* Série de tâches *
1 > D’après le texte de lecture, quelle mesure le gouvernement gambien a-t-il prise face à la conjoncture économique mondiale tendue ?
2 > S’il vous plaît, transformez en liste le paragraphe du texte de lecture qui commence par « En parallèle, le Président Adama Barrow », en gardant ses faits principaux.
3 > Résumez le texte de lecture en deux phrases.

* Texte de lecture *
L’activité de la State House de Banjul illustre une double approche de gouvernance : le resserrement fiscal interne et l’intégration bilatérale agressive. Face à la conjoncture économique mondiale tendue et aux ruptures des chaînes d’approvisionnement, le gouvernement gambien a publié une directive officielle suspendant immédiatement, jusqu’à nouvel ordre, tous les voyages officiels non statutaires afin d’optimiser les ressources publiques.
En parallèle, le Président Adama Barrow a participé à la 4ème session du Conseil Présidentiel Sénégalo-Gambien à Dakar les 11 et 12 juin 2026. Dans son discours officiel, le chef de l’État a magnifié le Pont de la Sénégambie, le qualifiant de “puissant symbole de notre vision commune pour l’intégration régionale”, et a plaidé pour le démantèlement des barrières douanières et administratives transfrontalières. Le 15 juin, le Président a également déclaré les jours fériés pour la célébration de l’Aïd al-Adha.
La mesure d’austérité drastique reflète une nouvelle doctrine en Afrique de l’Ouest : la réduction du train de vie de l’État comme amortisseur des chocs exogènes. Le modèle sénégambien prouve quant à lui que l’intégration par la construction de ponts physiques est infiniment plus génératrice de prospérité que les traités théoriques.

* Les données *
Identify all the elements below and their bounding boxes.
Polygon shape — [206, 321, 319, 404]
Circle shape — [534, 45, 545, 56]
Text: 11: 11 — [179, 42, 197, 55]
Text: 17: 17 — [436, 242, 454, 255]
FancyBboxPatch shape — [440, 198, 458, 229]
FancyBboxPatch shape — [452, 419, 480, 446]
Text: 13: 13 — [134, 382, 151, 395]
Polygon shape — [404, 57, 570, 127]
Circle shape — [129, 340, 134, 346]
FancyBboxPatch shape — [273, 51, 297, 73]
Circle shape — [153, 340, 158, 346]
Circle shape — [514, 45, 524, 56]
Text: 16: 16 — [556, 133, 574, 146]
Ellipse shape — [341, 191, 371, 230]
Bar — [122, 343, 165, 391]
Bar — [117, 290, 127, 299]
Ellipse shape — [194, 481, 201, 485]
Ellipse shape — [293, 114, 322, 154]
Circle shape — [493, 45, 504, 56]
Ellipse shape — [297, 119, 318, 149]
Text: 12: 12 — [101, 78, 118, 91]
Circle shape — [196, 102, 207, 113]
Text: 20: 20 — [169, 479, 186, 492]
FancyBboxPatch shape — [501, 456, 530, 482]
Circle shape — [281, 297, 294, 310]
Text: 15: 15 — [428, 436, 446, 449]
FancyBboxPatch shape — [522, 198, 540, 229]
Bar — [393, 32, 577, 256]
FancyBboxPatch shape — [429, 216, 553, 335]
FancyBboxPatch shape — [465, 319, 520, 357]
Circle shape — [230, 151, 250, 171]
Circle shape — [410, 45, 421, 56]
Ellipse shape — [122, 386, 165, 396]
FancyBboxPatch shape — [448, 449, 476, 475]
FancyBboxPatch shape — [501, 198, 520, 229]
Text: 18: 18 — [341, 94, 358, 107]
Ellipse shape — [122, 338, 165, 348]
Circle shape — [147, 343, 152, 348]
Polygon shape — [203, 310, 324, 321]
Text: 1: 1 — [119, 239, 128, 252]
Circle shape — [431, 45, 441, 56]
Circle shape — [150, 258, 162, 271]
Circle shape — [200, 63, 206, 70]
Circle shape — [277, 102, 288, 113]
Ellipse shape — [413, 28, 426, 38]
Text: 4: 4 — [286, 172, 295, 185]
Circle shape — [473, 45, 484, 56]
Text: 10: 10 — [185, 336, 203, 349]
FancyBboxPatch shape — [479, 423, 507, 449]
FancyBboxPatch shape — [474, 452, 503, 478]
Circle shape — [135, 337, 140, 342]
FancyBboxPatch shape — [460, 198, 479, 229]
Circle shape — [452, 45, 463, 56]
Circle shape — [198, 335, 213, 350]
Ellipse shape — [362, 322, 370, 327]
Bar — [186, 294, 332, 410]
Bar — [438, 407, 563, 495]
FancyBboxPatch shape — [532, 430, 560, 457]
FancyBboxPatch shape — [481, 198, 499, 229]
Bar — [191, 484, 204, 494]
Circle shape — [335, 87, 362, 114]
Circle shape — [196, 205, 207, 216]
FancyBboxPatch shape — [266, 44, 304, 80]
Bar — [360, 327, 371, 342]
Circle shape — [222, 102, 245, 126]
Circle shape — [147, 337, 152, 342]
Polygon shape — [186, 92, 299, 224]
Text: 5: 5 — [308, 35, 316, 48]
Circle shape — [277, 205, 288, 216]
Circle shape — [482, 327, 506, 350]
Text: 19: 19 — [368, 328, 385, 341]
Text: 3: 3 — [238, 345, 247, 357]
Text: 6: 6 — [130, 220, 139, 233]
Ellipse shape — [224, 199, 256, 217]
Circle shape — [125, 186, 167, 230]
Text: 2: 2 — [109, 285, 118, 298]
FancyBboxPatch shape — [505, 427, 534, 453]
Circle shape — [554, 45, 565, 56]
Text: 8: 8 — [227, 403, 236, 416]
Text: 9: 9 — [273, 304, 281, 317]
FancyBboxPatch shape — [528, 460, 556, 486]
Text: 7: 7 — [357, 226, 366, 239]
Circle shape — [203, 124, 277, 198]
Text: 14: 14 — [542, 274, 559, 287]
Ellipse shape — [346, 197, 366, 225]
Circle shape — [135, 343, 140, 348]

* Corrigé *
1 > Il a suspendu immédiatement, jusqu’à nouvel ordre, tous les voyages officiels non statutaires.

2 >
- Le Président Adama Barrow a participé à la 4ème session du Conseil Présidentiel Sénégalo-Gambien à Dakar, les 11 et 12 juin 2026.
- Dans son discours, il a qualifié le Pont de la Sénégambie de « puissant symbole de notre vision commune pour l’intégration régionale ».
- Il a plaidé pour le démantèlement des barrières douanières et administratives transfrontalières.
- Le 15 juin, il a déclaré les jours fériés pour la célébration de l’Aïd al-Adha.

3 > Pour optimiser les ressources publiques, le gouvernement gambien a suspendu jusqu’à nouvel ordre tous les voyages officiels non statutaires. Lors de la 4ème session du Conseil Présidentiel Sénégalo-Gambien à Dakar, le Président Adama Barrow a plaidé pour la suppression des barrières douanières et administratives transfrontalières, et il a présenté le Pont de la Sénégambie comme un symbole de l’intégration régionale.